Short task: Read the material below and tally how many lines hold the word "Height", giving the number and nothing else.

Stored data:

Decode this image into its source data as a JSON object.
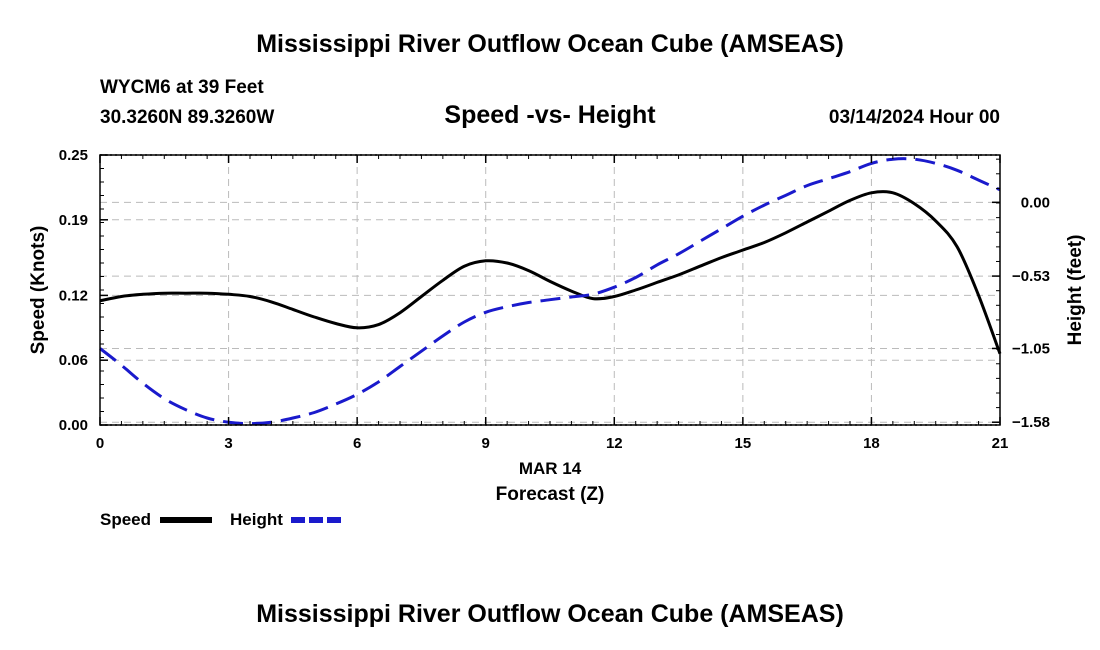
{
  "page": {
    "title_top": "Mississippi River Outflow Ocean Cube (AMSEAS)",
    "title_bottom": "Mississippi River Outflow Ocean Cube (AMSEAS)",
    "station_line": "WYCM6 at 39 Feet",
    "coords_line": "30.3260N  89.3260W",
    "subtitle": "Speed -vs- Height",
    "datetime": "03/14/2024 Hour 00"
  },
  "chart_data": {
    "type": "line",
    "title": "Speed -vs- Height",
    "xlabel_date": "MAR 14",
    "xlabel": "Forecast (Z)",
    "ylabel": "Speed (Knots)",
    "y2label": "Height (feet)",
    "xlim": [
      0,
      21
    ],
    "x_ticks": [
      "0",
      "3",
      "6",
      "9",
      "12",
      "15",
      "18",
      "21"
    ],
    "ylim": [
      0,
      0.25
    ],
    "y_ticks": [
      "0.00",
      "0.06",
      "0.12",
      "0.19",
      "0.25"
    ],
    "y2lim": [
      -1.6,
      0.34
    ],
    "y2_ticks": [
      "0.00",
      "-0.53",
      "-1.05",
      "-1.58"
    ],
    "legend": [
      {
        "label": "Speed",
        "color": "#000000",
        "style": "solid"
      },
      {
        "label": "Height",
        "color": "#1a1acc",
        "style": "dashed"
      }
    ],
    "series": [
      {
        "name": "Speed",
        "axis": "left",
        "color": "#000000",
        "x": [
          0,
          0.5,
          1,
          1.5,
          2,
          2.5,
          3,
          3.5,
          4,
          4.5,
          5,
          5.5,
          6,
          6.5,
          7,
          7.5,
          8,
          8.5,
          9,
          9.5,
          10,
          10.5,
          11,
          11.5,
          12,
          12.5,
          13,
          13.5,
          14,
          14.5,
          15,
          15.5,
          16,
          16.5,
          17,
          17.5,
          18,
          18.5,
          19,
          19.5,
          20,
          20.5,
          21
        ],
        "values": [
          0.115,
          0.119,
          0.121,
          0.122,
          0.122,
          0.122,
          0.121,
          0.119,
          0.114,
          0.107,
          0.1,
          0.094,
          0.09,
          0.093,
          0.104,
          0.119,
          0.134,
          0.147,
          0.152,
          0.15,
          0.143,
          0.133,
          0.124,
          0.117,
          0.119,
          0.125,
          0.132,
          0.139,
          0.147,
          0.155,
          0.162,
          0.169,
          0.178,
          0.188,
          0.198,
          0.208,
          0.215,
          0.215,
          0.205,
          0.189,
          0.165,
          0.12,
          0.066
        ]
      },
      {
        "name": "Height",
        "axis": "right",
        "color": "#1a1acc",
        "x": [
          0,
          0.5,
          1,
          1.5,
          2,
          2.5,
          3,
          3.5,
          4,
          4.5,
          5,
          5.5,
          6,
          6.5,
          7,
          7.5,
          8,
          8.5,
          9,
          9.5,
          10,
          10.5,
          11,
          11.5,
          12,
          12.5,
          13,
          13.5,
          14,
          14.5,
          15,
          15.5,
          16,
          16.5,
          17,
          17.5,
          18,
          18.5,
          19,
          19.5,
          20,
          20.5,
          21
        ],
        "values": [
          -1.05,
          -1.17,
          -1.3,
          -1.41,
          -1.49,
          -1.55,
          -1.58,
          -1.59,
          -1.58,
          -1.55,
          -1.51,
          -1.45,
          -1.38,
          -1.29,
          -1.18,
          -1.07,
          -0.96,
          -0.86,
          -0.79,
          -0.75,
          -0.72,
          -0.7,
          -0.68,
          -0.66,
          -0.61,
          -0.54,
          -0.45,
          -0.37,
          -0.28,
          -0.19,
          -0.1,
          -0.02,
          0.05,
          0.12,
          0.17,
          0.22,
          0.28,
          0.31,
          0.31,
          0.28,
          0.23,
          0.16,
          0.09
        ]
      }
    ]
  }
}
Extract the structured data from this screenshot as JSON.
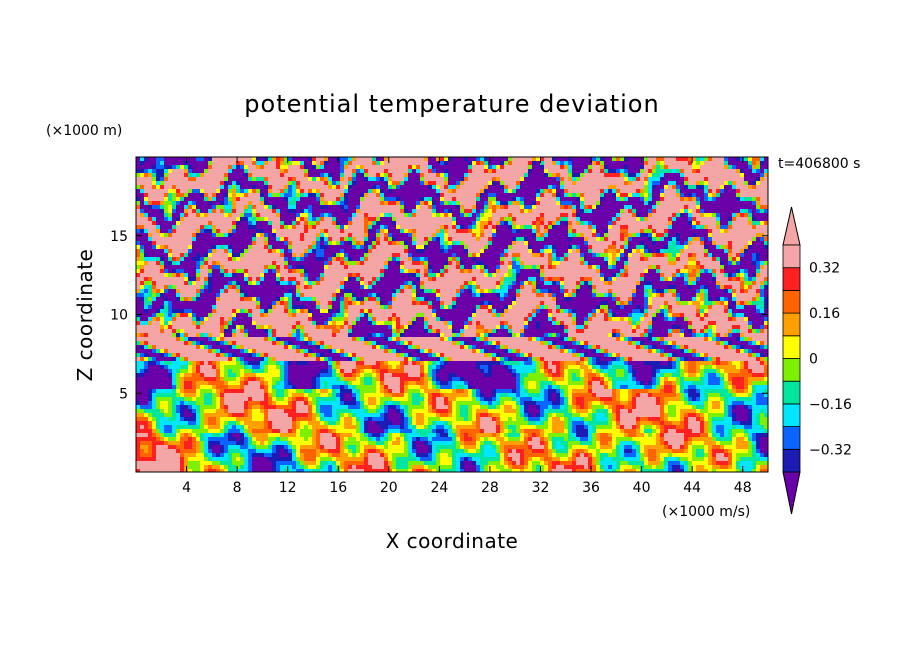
{
  "chart_data": {
    "type": "heatmap",
    "title": "potential temperature deviation",
    "xlabel": "X coordinate",
    "ylabel": "Z coordinate",
    "x_unit": "(×1000 m/s)",
    "y_unit": "(×1000 m)",
    "time_label": "t=406800 s",
    "xlim": [
      0,
      50
    ],
    "ylim": [
      0,
      20
    ],
    "x_ticks": [
      4,
      8,
      12,
      16,
      20,
      24,
      28,
      32,
      36,
      40,
      44,
      48
    ],
    "x_tick_labels": [
      "4",
      "8",
      "12",
      "16",
      "20",
      "24",
      "28",
      "32",
      "36",
      "40",
      "44",
      "48"
    ],
    "y_ticks": [
      5,
      10,
      15
    ],
    "y_tick_labels": [
      "5",
      "10",
      "15"
    ],
    "colorbar": {
      "levels": [
        -0.4,
        -0.32,
        -0.24,
        -0.16,
        -0.08,
        0,
        0.08,
        0.16,
        0.24,
        0.32,
        0.4
      ],
      "tick_values": [
        0.32,
        0.16,
        0,
        -0.16,
        -0.32
      ],
      "tick_labels": [
        "0.32",
        "0.16",
        "0",
        "−0.16",
        "−0.32"
      ],
      "colors": [
        "#6a00a8",
        "#1c1cb4",
        "#0a64ff",
        "#00e6ff",
        "#00e6a0",
        "#7cf000",
        "#ffff00",
        "#ffa000",
        "#ff6400",
        "#ff2020",
        "#f4a6a6"
      ],
      "extend": "both"
    },
    "field_description": "alternating warm (pink) and cold (purple) layers above z≈7, mixed turbulent field below"
  }
}
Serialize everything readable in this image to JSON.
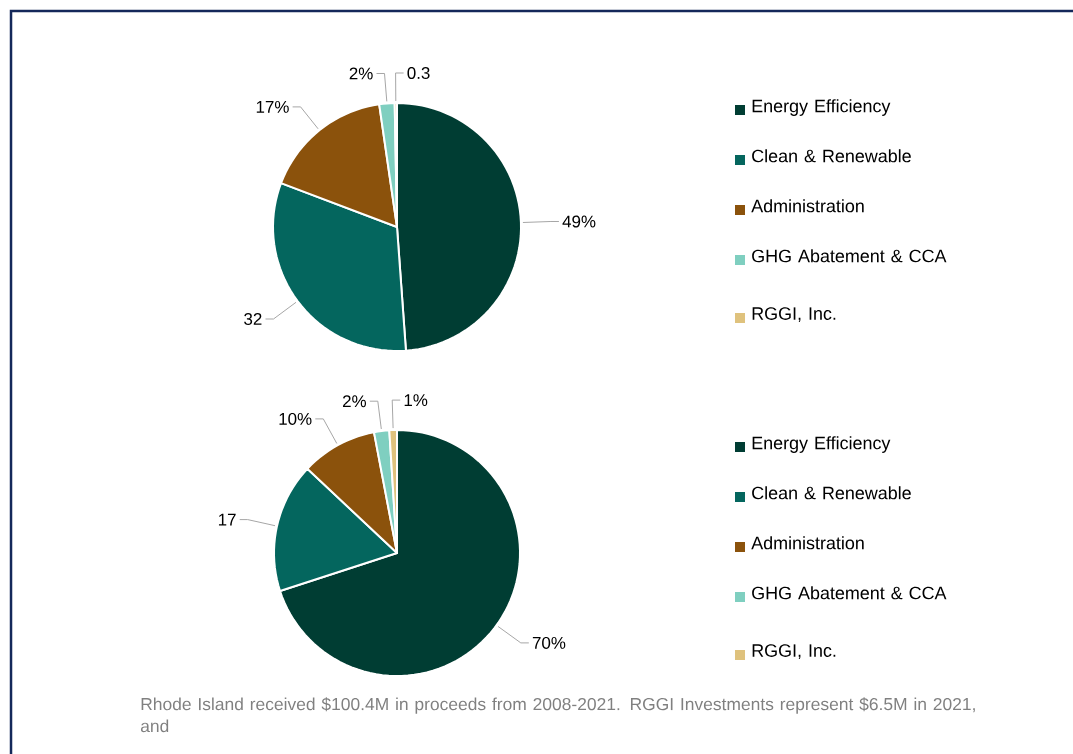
{
  "chart_data": [
    {
      "type": "pie",
      "categories": [
        "Energy Efficiency",
        "Clean & Renewable",
        "Administration",
        "GHG Abatement & CCA",
        "RGGI, Inc."
      ],
      "values": [
        49,
        32,
        17,
        2,
        0.3
      ],
      "value_labels": [
        "49%",
        "32",
        "17%",
        "2%",
        "0.3"
      ],
      "colors": [
        "#003d33",
        "#04665e",
        "#8b520c",
        "#7fcfc0",
        "#dfc27d"
      ],
      "legend": "right"
    },
    {
      "type": "pie",
      "categories": [
        "Energy Efficiency",
        "Clean & Renewable",
        "Administration",
        "GHG Abatement & CCA",
        "RGGI, Inc."
      ],
      "values": [
        70,
        17,
        10,
        2,
        1
      ],
      "value_labels": [
        "70%",
        "17",
        "10%",
        "2%",
        "1%"
      ],
      "colors": [
        "#003d33",
        "#04665e",
        "#8b520c",
        "#7fcfc0",
        "#dfc27d"
      ],
      "legend": "right",
      "annotations": [
        "Rhode Island received $100.4M in proceeds from 2008-2021. RGGI Investments represent $6.5M in 2021, and"
      ]
    }
  ]
}
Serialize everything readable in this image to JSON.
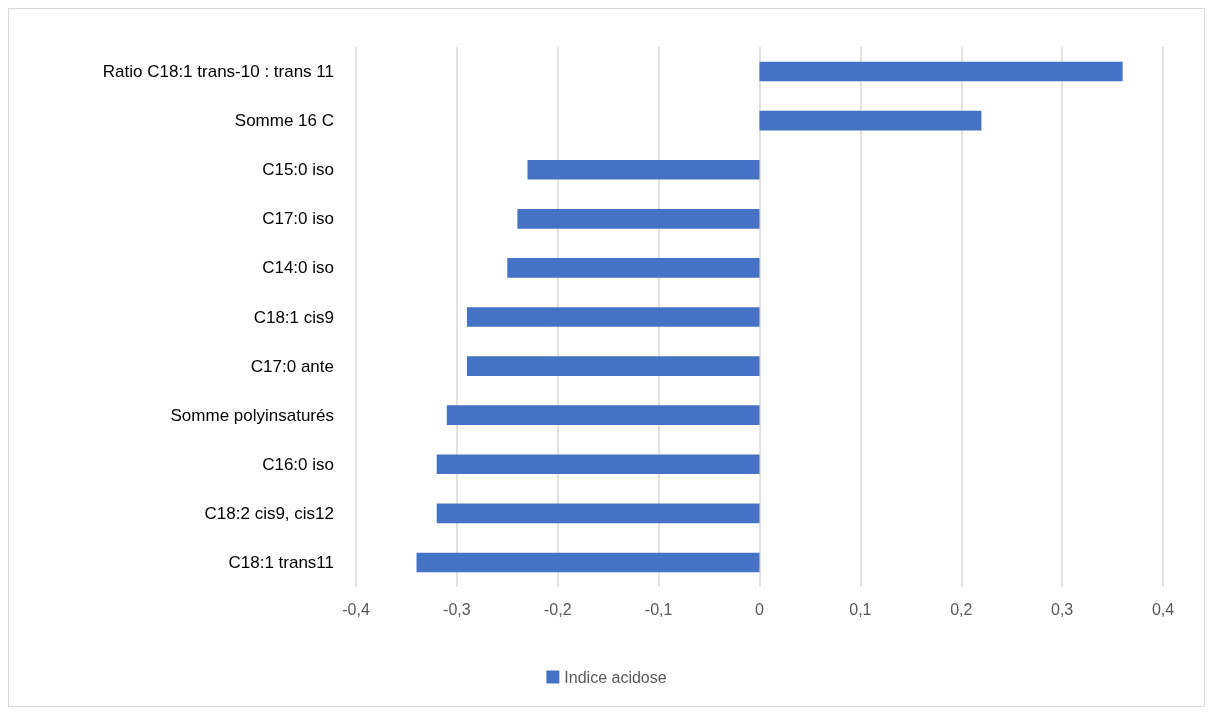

Full solution: 5